Work to do: Give the data below again exactly as it stands. Omit the pictures.
— Begin Stored records —
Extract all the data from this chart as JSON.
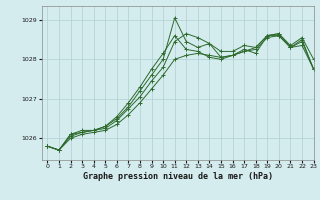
{
  "title": "Graphe pression niveau de la mer (hPa)",
  "bg_color": "#d4ecee",
  "line_color": "#2d6a2d",
  "grid_color": "#b0d0d0",
  "xlim": [
    -0.5,
    23
  ],
  "ylim": [
    1025.45,
    1029.35
  ],
  "yticks": [
    1026,
    1027,
    1028,
    1029
  ],
  "xticks": [
    0,
    1,
    2,
    3,
    4,
    5,
    6,
    7,
    8,
    9,
    10,
    11,
    12,
    13,
    14,
    15,
    16,
    17,
    18,
    19,
    20,
    21,
    22,
    23
  ],
  "series": [
    [
      1025.8,
      1025.7,
      1026.1,
      1026.2,
      1026.2,
      1026.3,
      1026.5,
      1026.8,
      1027.2,
      1027.6,
      1028.0,
      1029.05,
      1028.45,
      1028.3,
      1028.4,
      1028.05,
      1028.1,
      1028.25,
      1028.15,
      1028.6,
      1028.6,
      1028.3,
      1028.35,
      1027.75
    ],
    [
      1025.8,
      1025.7,
      1026.1,
      1026.15,
      1026.2,
      1026.3,
      1026.55,
      1026.9,
      1027.3,
      1027.75,
      1028.15,
      1028.6,
      1028.25,
      1028.2,
      1028.05,
      1028.0,
      1028.1,
      1028.2,
      1028.3,
      1028.6,
      1028.65,
      1028.3,
      1028.5,
      1027.75
    ],
    [
      1025.8,
      1025.7,
      1026.05,
      1026.15,
      1026.2,
      1026.25,
      1026.45,
      1026.75,
      1027.05,
      1027.45,
      1027.8,
      1028.45,
      1028.65,
      1028.55,
      1028.4,
      1028.2,
      1028.2,
      1028.35,
      1028.3,
      1028.6,
      1028.65,
      1028.35,
      1028.55,
      1028.0
    ],
    [
      1025.8,
      1025.7,
      1026.0,
      1026.1,
      1026.15,
      1026.2,
      1026.35,
      1026.6,
      1026.9,
      1027.25,
      1027.6,
      1028.0,
      1028.1,
      1028.15,
      1028.1,
      1028.05,
      1028.1,
      1028.2,
      1028.25,
      1028.55,
      1028.6,
      1028.3,
      1028.45,
      1027.75
    ]
  ]
}
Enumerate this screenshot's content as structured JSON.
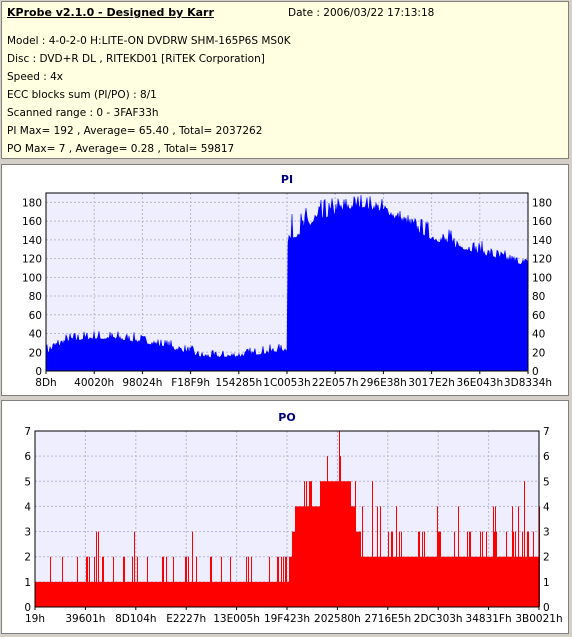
{
  "header": {
    "title": "KProbe v2.1.0 - Designed by Karr",
    "date": "Date : 2006/03/22 17:13:18",
    "lines": [
      "Model : 4-0-2-0 H:LITE-ON DVDRW SHM-165P6S MS0K",
      "Disc : DVD+R DL , RITEKD01 [RiTEK Corporation]",
      "Speed : 4x",
      "ECC blocks sum (PI/PO) : 8/1",
      "Scanned range : 0 - 3FAF33h",
      "PI Max= 192 , Average= 65.40 , Total= 2037262",
      "PO Max= 7 , Average= 0.28 , Total= 59817"
    ]
  },
  "colors": {
    "bars": "#ff0000",
    "pi_fill": "#0000ff",
    "plot_bg": "#eeeeff",
    "grid": "#b8b8d8"
  },
  "chart_data": [
    {
      "type": "area",
      "title": "PI",
      "xlabel": "",
      "ylabel": "",
      "ylim": [
        0,
        190
      ],
      "yticks": [
        0,
        20,
        40,
        60,
        80,
        100,
        120,
        140,
        160,
        180
      ],
      "x_tick_labels": [
        "8Dh",
        "40020h",
        "98024h",
        "F18F9h",
        "154285h",
        "1C0053h",
        "22E057h",
        "296E38h",
        "3017E2h",
        "36E043h",
        "3D8334h"
      ],
      "grid": true,
      "series": [
        {
          "x": [
            0,
            0.02,
            0.05,
            0.1,
            0.15,
            0.2,
            0.25,
            0.3,
            0.32,
            0.35,
            0.4,
            0.45,
            0.5,
            0.5,
            0.55,
            0.6,
            0.65,
            0.7,
            0.75,
            0.8,
            0.85,
            0.9,
            0.95,
            1.0
          ],
          "values": [
            18,
            25,
            32,
            34,
            33,
            30,
            25,
            18,
            15,
            14,
            15,
            18,
            22,
            135,
            155,
            168,
            175,
            170,
            155,
            140,
            132,
            125,
            118,
            112
          ],
          "peak": [
            30,
            38,
            42,
            45,
            44,
            40,
            35,
            28,
            22,
            22,
            24,
            28,
            30,
            165,
            180,
            188,
            192,
            185,
            170,
            160,
            150,
            140,
            130,
            122
          ]
        }
      ]
    },
    {
      "type": "bar",
      "title": "PO",
      "xlabel": "",
      "ylabel": "",
      "ylim": [
        0,
        7
      ],
      "yticks": [
        0,
        1,
        2,
        3,
        4,
        5,
        6,
        7
      ],
      "x_tick_labels": [
        "19h",
        "39601h",
        "8D104h",
        "E2227h",
        "13E005h",
        "19F423h",
        "202580h",
        "2716E5h",
        "2DC303h",
        "34831Fh",
        "3B0021h"
      ],
      "grid": true,
      "series": [
        {
          "x": [
            0,
            0.05,
            0.1,
            0.15,
            0.2,
            0.25,
            0.3,
            0.35,
            0.4,
            0.45,
            0.5,
            0.52,
            0.55,
            0.58,
            0.6,
            0.62,
            0.65,
            0.7,
            0.75,
            0.8,
            0.85,
            0.9,
            0.95,
            1.0
          ],
          "values": [
            1,
            1,
            1,
            1,
            1,
            1,
            1,
            1,
            1,
            1,
            1,
            4,
            4,
            5,
            5,
            5,
            2,
            2,
            2,
            2,
            2,
            2,
            2,
            2
          ],
          "peak": [
            2,
            3,
            4,
            2,
            3,
            2,
            3,
            2,
            2,
            3,
            2,
            5,
            6,
            7,
            7,
            7,
            5,
            5,
            4,
            4,
            4,
            4,
            6,
            5
          ]
        }
      ]
    }
  ]
}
— End Stored records —
Response below:
Extract all the data from this chart as JSON.
{
  "title": "Graphe pression niveau de la mer (hPa)",
  "bg_color": "#d4ecee",
  "line_color": "#2d6a2d",
  "grid_color": "#b0d0d0",
  "xlim": [
    -0.5,
    23
  ],
  "ylim": [
    1025.45,
    1029.35
  ],
  "yticks": [
    1026,
    1027,
    1028,
    1029
  ],
  "xticks": [
    0,
    1,
    2,
    3,
    4,
    5,
    6,
    7,
    8,
    9,
    10,
    11,
    12,
    13,
    14,
    15,
    16,
    17,
    18,
    19,
    20,
    21,
    22,
    23
  ],
  "series": [
    [
      1025.8,
      1025.7,
      1026.1,
      1026.2,
      1026.2,
      1026.3,
      1026.5,
      1026.8,
      1027.2,
      1027.6,
      1028.0,
      1029.05,
      1028.45,
      1028.3,
      1028.4,
      1028.05,
      1028.1,
      1028.25,
      1028.15,
      1028.6,
      1028.6,
      1028.3,
      1028.35,
      1027.75
    ],
    [
      1025.8,
      1025.7,
      1026.1,
      1026.15,
      1026.2,
      1026.3,
      1026.55,
      1026.9,
      1027.3,
      1027.75,
      1028.15,
      1028.6,
      1028.25,
      1028.2,
      1028.05,
      1028.0,
      1028.1,
      1028.2,
      1028.3,
      1028.6,
      1028.65,
      1028.3,
      1028.5,
      1027.75
    ],
    [
      1025.8,
      1025.7,
      1026.05,
      1026.15,
      1026.2,
      1026.25,
      1026.45,
      1026.75,
      1027.05,
      1027.45,
      1027.8,
      1028.45,
      1028.65,
      1028.55,
      1028.4,
      1028.2,
      1028.2,
      1028.35,
      1028.3,
      1028.6,
      1028.65,
      1028.35,
      1028.55,
      1028.0
    ],
    [
      1025.8,
      1025.7,
      1026.0,
      1026.1,
      1026.15,
      1026.2,
      1026.35,
      1026.6,
      1026.9,
      1027.25,
      1027.6,
      1028.0,
      1028.1,
      1028.15,
      1028.1,
      1028.05,
      1028.1,
      1028.2,
      1028.25,
      1028.55,
      1028.6,
      1028.3,
      1028.45,
      1027.75
    ]
  ]
}
Enumerate this screenshot's content as structured JSON.
{
  "header": {
    "title": "KProbe v2.1.0 - Designed by Karr",
    "date": "Date : 2006/03/22 17:13:18",
    "lines": [
      "Model : 4-0-2-0 H:LITE-ON DVDRW SHM-165P6S MS0K",
      "Disc : DVD+R DL , RITEKD01 [RiTEK Corporation]",
      "Speed : 4x",
      "ECC blocks sum (PI/PO) : 8/1",
      "Scanned range : 0 - 3FAF33h",
      "PI Max= 192 , Average= 65.40 , Total= 2037262",
      "PO Max= 7 , Average= 0.28 , Total= 59817"
    ]
  },
  "colors": {
    "bars": "#ff0000",
    "pi_fill": "#0000ff",
    "plot_bg": "#eeeeff",
    "grid": "#b8b8d8"
  },
  "chart_data": [
    {
      "type": "area",
      "title": "PI",
      "xlabel": "",
      "ylabel": "",
      "ylim": [
        0,
        190
      ],
      "yticks": [
        0,
        20,
        40,
        60,
        80,
        100,
        120,
        140,
        160,
        180
      ],
      "x_tick_labels": [
        "8Dh",
        "40020h",
        "98024h",
        "F18F9h",
        "154285h",
        "1C0053h",
        "22E057h",
        "296E38h",
        "3017E2h",
        "36E043h",
        "3D8334h"
      ],
      "grid": true,
      "series": [
        {
          "x": [
            0,
            0.02,
            0.05,
            0.1,
            0.15,
            0.2,
            0.25,
            0.3,
            0.32,
            0.35,
            0.4,
            0.45,
            0.5,
            0.5,
            0.55,
            0.6,
            0.65,
            0.7,
            0.75,
            0.8,
            0.85,
            0.9,
            0.95,
            1.0
          ],
          "values": [
            18,
            25,
            32,
            34,
            33,
            30,
            25,
            18,
            15,
            14,
            15,
            18,
            22,
            135,
            155,
            168,
            175,
            170,
            155,
            140,
            132,
            125,
            118,
            112
          ],
          "peak": [
            30,
            38,
            42,
            45,
            44,
            40,
            35,
            28,
            22,
            22,
            24,
            28,
            30,
            165,
            180,
            188,
            192,
            185,
            170,
            160,
            150,
            140,
            130,
            122
          ]
        }
      ]
    },
    {
      "type": "bar",
      "title": "PO",
      "xlabel": "",
      "ylabel": "",
      "ylim": [
        0,
        7
      ],
      "yticks": [
        0,
        1,
        2,
        3,
        4,
        5,
        6,
        7
      ],
      "x_tick_labels": [
        "19h",
        "39601h",
        "8D104h",
        "E2227h",
        "13E005h",
        "19F423h",
        "202580h",
        "2716E5h",
        "2DC303h",
        "34831Fh",
        "3B0021h"
      ],
      "grid": true,
      "series": [
        {
          "x": [
            0,
            0.05,
            0.1,
            0.15,
            0.2,
            0.25,
            0.3,
            0.35,
            0.4,
            0.45,
            0.5,
            0.52,
            0.55,
            0.58,
            0.6,
            0.62,
            0.65,
            0.7,
            0.75,
            0.8,
            0.85,
            0.9,
            0.95,
            1.0
          ],
          "values": [
            1,
            1,
            1,
            1,
            1,
            1,
            1,
            1,
            1,
            1,
            1,
            4,
            4,
            5,
            5,
            5,
            2,
            2,
            2,
            2,
            2,
            2,
            2,
            2
          ],
          "peak": [
            2,
            3,
            4,
            2,
            3,
            2,
            3,
            2,
            2,
            3,
            2,
            5,
            6,
            7,
            7,
            7,
            5,
            5,
            4,
            4,
            4,
            4,
            6,
            5
          ]
        }
      ]
    }
  ]
}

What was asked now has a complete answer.